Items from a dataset
-------

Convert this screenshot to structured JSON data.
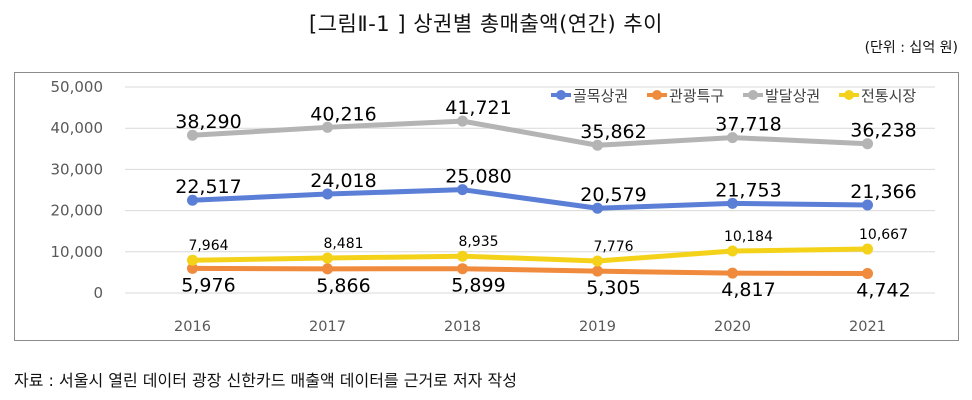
{
  "figure": {
    "title": "[그림Ⅱ-1 ] 상권별 총매출액(연간) 추이",
    "unit": "(단위 : 십억 원)",
    "source": "자료 : 서울시 열린 데이터 광장 신한카드 매출액 데이터를 근거로 저자 작성"
  },
  "chart_data": {
    "type": "line",
    "title": "[그림Ⅱ-1 ] 상권별 총매출액(연간) 추이",
    "xlabel": "",
    "ylabel": "",
    "categories": [
      "2016",
      "2017",
      "2018",
      "2019",
      "2020",
      "2021"
    ],
    "ylim": [
      0,
      50000
    ],
    "yticks": [
      0,
      10000,
      20000,
      30000,
      40000,
      50000
    ],
    "ytick_labels": [
      "0",
      "10,000",
      "20,000",
      "30,000",
      "40,000",
      "50,000"
    ],
    "grid": true,
    "legend_position": "top-right",
    "series": [
      {
        "name": "골목상권",
        "color": "#5b7fd6",
        "values": [
          22517,
          24018,
          25080,
          20579,
          21753,
          21366
        ],
        "labels": [
          "22,517",
          "24,018",
          "25,080",
          "20,579",
          "21,753",
          "21,366"
        ],
        "label_pos": "above",
        "label_size": "large"
      },
      {
        "name": "관광특구",
        "color": "#f08a3c",
        "values": [
          5976,
          5866,
          5899,
          5305,
          4817,
          4742
        ],
        "labels": [
          "5,976",
          "5,866",
          "5,899",
          "5,305",
          "4,817",
          "4,742"
        ],
        "label_pos": "below",
        "label_size": "large"
      },
      {
        "name": "발달상권",
        "color": "#b4b4b4",
        "values": [
          38290,
          40216,
          41721,
          35862,
          37718,
          36238
        ],
        "labels": [
          "38,290",
          "40,216",
          "41,721",
          "35,862",
          "37,718",
          "36,238"
        ],
        "label_pos": "above",
        "label_size": "large"
      },
      {
        "name": "전통시장",
        "color": "#f5d21a",
        "values": [
          7964,
          8481,
          8935,
          7776,
          10184,
          10667
        ],
        "labels": [
          "7,964",
          "8,481",
          "8,935",
          "7,776",
          "10,184",
          "10,667"
        ],
        "label_pos": "above",
        "label_size": "small"
      }
    ]
  }
}
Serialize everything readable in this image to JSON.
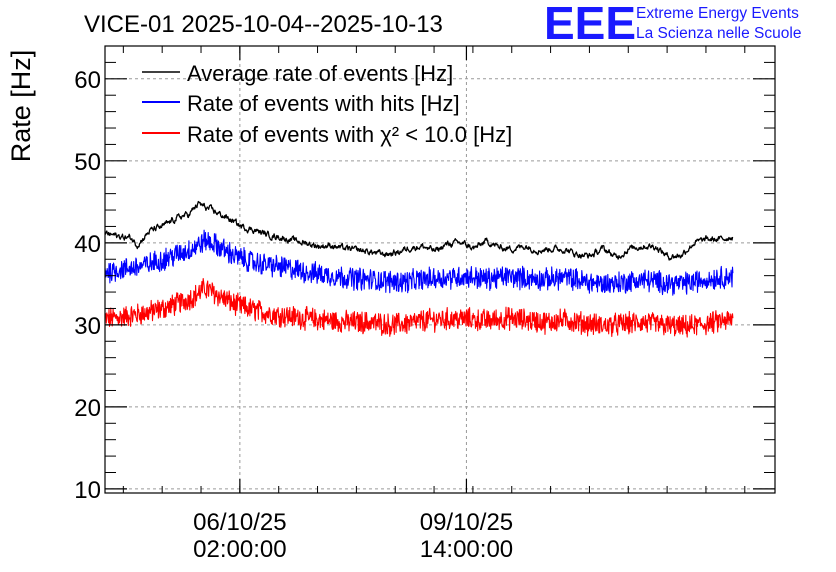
{
  "header": {
    "title": "VICE-01 2025-10-04--2025-10-13"
  },
  "logo": {
    "mark": "EEE",
    "line1": "Extreme Energy Events",
    "line2": "La Scienza nelle Scuole"
  },
  "chart_data": {
    "type": "line",
    "title": "VICE-01 2025-10-04--2025-10-13",
    "ylabel": "Rate [Hz]",
    "xlabel": "",
    "ylim": [
      9.5,
      64.0
    ],
    "xlim": [
      0,
      10.35
    ],
    "x_unit": "days since 2025-10-04 00:00",
    "yticks": [
      10,
      20,
      30,
      40,
      50,
      60
    ],
    "xticks": [
      {
        "x": 2.0833,
        "date": "06/10/25",
        "time": "02:00:00"
      },
      {
        "x": 5.5833,
        "date": "09/10/25",
        "time": "14:00:00"
      }
    ],
    "grid": true,
    "legend_position": "top-left",
    "series": [
      {
        "name": "Average rate of events [Hz]",
        "color": "#000000",
        "noise": 0.3,
        "x": [
          0.0,
          0.2,
          0.4,
          0.5,
          0.7,
          0.9,
          1.1,
          1.3,
          1.45,
          1.55,
          1.7,
          1.9,
          2.1,
          2.3,
          2.5,
          2.7,
          2.9,
          3.1,
          3.3,
          3.5,
          3.7,
          3.9,
          4.1,
          4.3,
          4.5,
          4.7,
          4.9,
          5.1,
          5.3,
          5.5,
          5.7,
          5.9,
          6.1,
          6.3,
          6.5,
          6.7,
          6.9,
          7.1,
          7.3,
          7.5,
          7.7,
          7.9,
          8.1,
          8.3,
          8.5,
          8.7,
          8.9,
          9.1,
          9.3,
          9.5,
          9.7
        ],
        "values": [
          41.2,
          40.8,
          40.6,
          39.8,
          41.5,
          42.0,
          43.0,
          43.5,
          44.8,
          44.3,
          43.8,
          43.0,
          42.0,
          41.6,
          41.0,
          40.7,
          40.3,
          40.0,
          39.6,
          39.7,
          39.3,
          39.1,
          38.9,
          38.6,
          38.8,
          39.4,
          39.6,
          39.0,
          39.9,
          40.0,
          39.3,
          40.2,
          39.4,
          39.3,
          39.6,
          39.1,
          39.3,
          39.2,
          38.6,
          38.4,
          39.3,
          38.2,
          39.3,
          39.6,
          39.6,
          38.3,
          38.5,
          40.0,
          40.4,
          40.4,
          40.8
        ]
      },
      {
        "name": "Rate of events with hits [Hz]",
        "color": "#0000ff",
        "noise": 1.2,
        "x": [
          0.0,
          0.3,
          0.6,
          0.9,
          1.2,
          1.4,
          1.55,
          1.7,
          2.0,
          2.3,
          2.6,
          2.9,
          3.2,
          3.5,
          3.8,
          4.1,
          4.4,
          4.7,
          5.0,
          5.3,
          5.6,
          5.9,
          6.2,
          6.5,
          6.8,
          7.1,
          7.4,
          7.7,
          8.0,
          8.3,
          8.6,
          8.9,
          9.2,
          9.5,
          9.7
        ],
        "values": [
          36.5,
          36.8,
          37.2,
          38.0,
          38.8,
          39.5,
          40.3,
          39.8,
          38.4,
          37.6,
          37.2,
          36.8,
          36.3,
          36.0,
          35.7,
          35.5,
          35.3,
          35.3,
          35.6,
          35.8,
          35.9,
          35.6,
          35.9,
          35.7,
          35.5,
          35.8,
          35.3,
          35.0,
          35.2,
          35.5,
          35.2,
          35.0,
          35.4,
          35.8,
          35.9
        ]
      },
      {
        "name": "Rate of events with χ² < 10.0 [Hz]",
        "color": "#ff0000",
        "noise": 1.2,
        "x": [
          0.0,
          0.3,
          0.6,
          0.9,
          1.2,
          1.4,
          1.55,
          1.7,
          2.0,
          2.3,
          2.6,
          2.9,
          3.2,
          3.5,
          3.8,
          4.1,
          4.4,
          4.7,
          5.0,
          5.3,
          5.6,
          5.9,
          6.2,
          6.5,
          6.8,
          7.1,
          7.4,
          7.7,
          8.0,
          8.3,
          8.6,
          8.9,
          9.2,
          9.5,
          9.7
        ],
        "values": [
          30.7,
          31.0,
          31.4,
          32.0,
          32.8,
          33.6,
          34.5,
          33.8,
          32.5,
          31.8,
          31.3,
          31.0,
          30.7,
          30.5,
          30.3,
          30.3,
          30.0,
          30.2,
          30.6,
          30.7,
          30.7,
          30.5,
          30.8,
          30.6,
          30.3,
          30.6,
          30.2,
          29.9,
          30.1,
          30.3,
          30.0,
          29.7,
          30.0,
          30.4,
          30.6
        ]
      }
    ]
  }
}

-------

• [WRITTEN TASK] Reproduce the data above in full, exactly as it is, with the pictures left out.

• [EXERCISE RESULT]
Convert this screenshot to structured JSON data.
{
  "figure": {
    "title": "[그림Ⅱ-1 ] 상권별 총매출액(연간) 추이",
    "unit": "(단위 : 십억 원)",
    "source": "자료 : 서울시 열린 데이터 광장 신한카드 매출액 데이터를 근거로 저자 작성"
  },
  "chart_data": {
    "type": "line",
    "title": "[그림Ⅱ-1 ] 상권별 총매출액(연간) 추이",
    "xlabel": "",
    "ylabel": "",
    "categories": [
      "2016",
      "2017",
      "2018",
      "2019",
      "2020",
      "2021"
    ],
    "ylim": [
      0,
      50000
    ],
    "yticks": [
      0,
      10000,
      20000,
      30000,
      40000,
      50000
    ],
    "ytick_labels": [
      "0",
      "10,000",
      "20,000",
      "30,000",
      "40,000",
      "50,000"
    ],
    "grid": true,
    "legend_position": "top-right",
    "series": [
      {
        "name": "골목상권",
        "color": "#5b7fd6",
        "values": [
          22517,
          24018,
          25080,
          20579,
          21753,
          21366
        ],
        "labels": [
          "22,517",
          "24,018",
          "25,080",
          "20,579",
          "21,753",
          "21,366"
        ],
        "label_pos": "above",
        "label_size": "large"
      },
      {
        "name": "관광특구",
        "color": "#f08a3c",
        "values": [
          5976,
          5866,
          5899,
          5305,
          4817,
          4742
        ],
        "labels": [
          "5,976",
          "5,866",
          "5,899",
          "5,305",
          "4,817",
          "4,742"
        ],
        "label_pos": "below",
        "label_size": "large"
      },
      {
        "name": "발달상권",
        "color": "#b4b4b4",
        "values": [
          38290,
          40216,
          41721,
          35862,
          37718,
          36238
        ],
        "labels": [
          "38,290",
          "40,216",
          "41,721",
          "35,862",
          "37,718",
          "36,238"
        ],
        "label_pos": "above",
        "label_size": "large"
      },
      {
        "name": "전통시장",
        "color": "#f5d21a",
        "values": [
          7964,
          8481,
          8935,
          7776,
          10184,
          10667
        ],
        "labels": [
          "7,964",
          "8,481",
          "8,935",
          "7,776",
          "10,184",
          "10,667"
        ],
        "label_pos": "above",
        "label_size": "small"
      }
    ]
  }
}
Serialize everything readable in this image to JSON.
{
  "header": {
    "title": "VICE-01 2025-10-04--2025-10-13"
  },
  "logo": {
    "mark": "EEE",
    "line1": "Extreme Energy Events",
    "line2": "La Scienza nelle Scuole"
  },
  "chart_data": {
    "type": "line",
    "title": "VICE-01 2025-10-04--2025-10-13",
    "ylabel": "Rate [Hz]",
    "xlabel": "",
    "ylim": [
      9.5,
      64.0
    ],
    "xlim": [
      0,
      10.35
    ],
    "x_unit": "days since 2025-10-04 00:00",
    "yticks": [
      10,
      20,
      30,
      40,
      50,
      60
    ],
    "xticks": [
      {
        "x": 2.0833,
        "date": "06/10/25",
        "time": "02:00:00"
      },
      {
        "x": 5.5833,
        "date": "09/10/25",
        "time": "14:00:00"
      }
    ],
    "grid": true,
    "legend_position": "top-left",
    "series": [
      {
        "name": "Average rate of events [Hz]",
        "color": "#000000",
        "noise": 0.3,
        "x": [
          0.0,
          0.2,
          0.4,
          0.5,
          0.7,
          0.9,
          1.1,
          1.3,
          1.45,
          1.55,
          1.7,
          1.9,
          2.1,
          2.3,
          2.5,
          2.7,
          2.9,
          3.1,
          3.3,
          3.5,
          3.7,
          3.9,
          4.1,
          4.3,
          4.5,
          4.7,
          4.9,
          5.1,
          5.3,
          5.5,
          5.7,
          5.9,
          6.1,
          6.3,
          6.5,
          6.7,
          6.9,
          7.1,
          7.3,
          7.5,
          7.7,
          7.9,
          8.1,
          8.3,
          8.5,
          8.7,
          8.9,
          9.1,
          9.3,
          9.5,
          9.7
        ],
        "values": [
          41.2,
          40.8,
          40.6,
          39.8,
          41.5,
          42.0,
          43.0,
          43.5,
          44.8,
          44.3,
          43.8,
          43.0,
          42.0,
          41.6,
          41.0,
          40.7,
          40.3,
          40.0,
          39.6,
          39.7,
          39.3,
          39.1,
          38.9,
          38.6,
          38.8,
          39.4,
          39.6,
          39.0,
          39.9,
          40.0,
          39.3,
          40.2,
          39.4,
          39.3,
          39.6,
          39.1,
          39.3,
          39.2,
          38.6,
          38.4,
          39.3,
          38.2,
          39.3,
          39.6,
          39.6,
          38.3,
          38.5,
          40.0,
          40.4,
          40.4,
          40.8
        ]
      },
      {
        "name": "Rate of events with hits [Hz]",
        "color": "#0000ff",
        "noise": 1.2,
        "x": [
          0.0,
          0.3,
          0.6,
          0.9,
          1.2,
          1.4,
          1.55,
          1.7,
          2.0,
          2.3,
          2.6,
          2.9,
          3.2,
          3.5,
          3.8,
          4.1,
          4.4,
          4.7,
          5.0,
          5.3,
          5.6,
          5.9,
          6.2,
          6.5,
          6.8,
          7.1,
          7.4,
          7.7,
          8.0,
          8.3,
          8.6,
          8.9,
          9.2,
          9.5,
          9.7
        ],
        "values": [
          36.5,
          36.8,
          37.2,
          38.0,
          38.8,
          39.5,
          40.3,
          39.8,
          38.4,
          37.6,
          37.2,
          36.8,
          36.3,
          36.0,
          35.7,
          35.5,
          35.3,
          35.3,
          35.6,
          35.8,
          35.9,
          35.6,
          35.9,
          35.7,
          35.5,
          35.8,
          35.3,
          35.0,
          35.2,
          35.5,
          35.2,
          35.0,
          35.4,
          35.8,
          35.9
        ]
      },
      {
        "name": "Rate of events with χ² < 10.0 [Hz]",
        "color": "#ff0000",
        "noise": 1.2,
        "x": [
          0.0,
          0.3,
          0.6,
          0.9,
          1.2,
          1.4,
          1.55,
          1.7,
          2.0,
          2.3,
          2.6,
          2.9,
          3.2,
          3.5,
          3.8,
          4.1,
          4.4,
          4.7,
          5.0,
          5.3,
          5.6,
          5.9,
          6.2,
          6.5,
          6.8,
          7.1,
          7.4,
          7.7,
          8.0,
          8.3,
          8.6,
          8.9,
          9.2,
          9.5,
          9.7
        ],
        "values": [
          30.7,
          31.0,
          31.4,
          32.0,
          32.8,
          33.6,
          34.5,
          33.8,
          32.5,
          31.8,
          31.3,
          31.0,
          30.7,
          30.5,
          30.3,
          30.3,
          30.0,
          30.2,
          30.6,
          30.7,
          30.7,
          30.5,
          30.8,
          30.6,
          30.3,
          30.6,
          30.2,
          29.9,
          30.1,
          30.3,
          30.0,
          29.7,
          30.0,
          30.4,
          30.6
        ]
      }
    ]
  }
}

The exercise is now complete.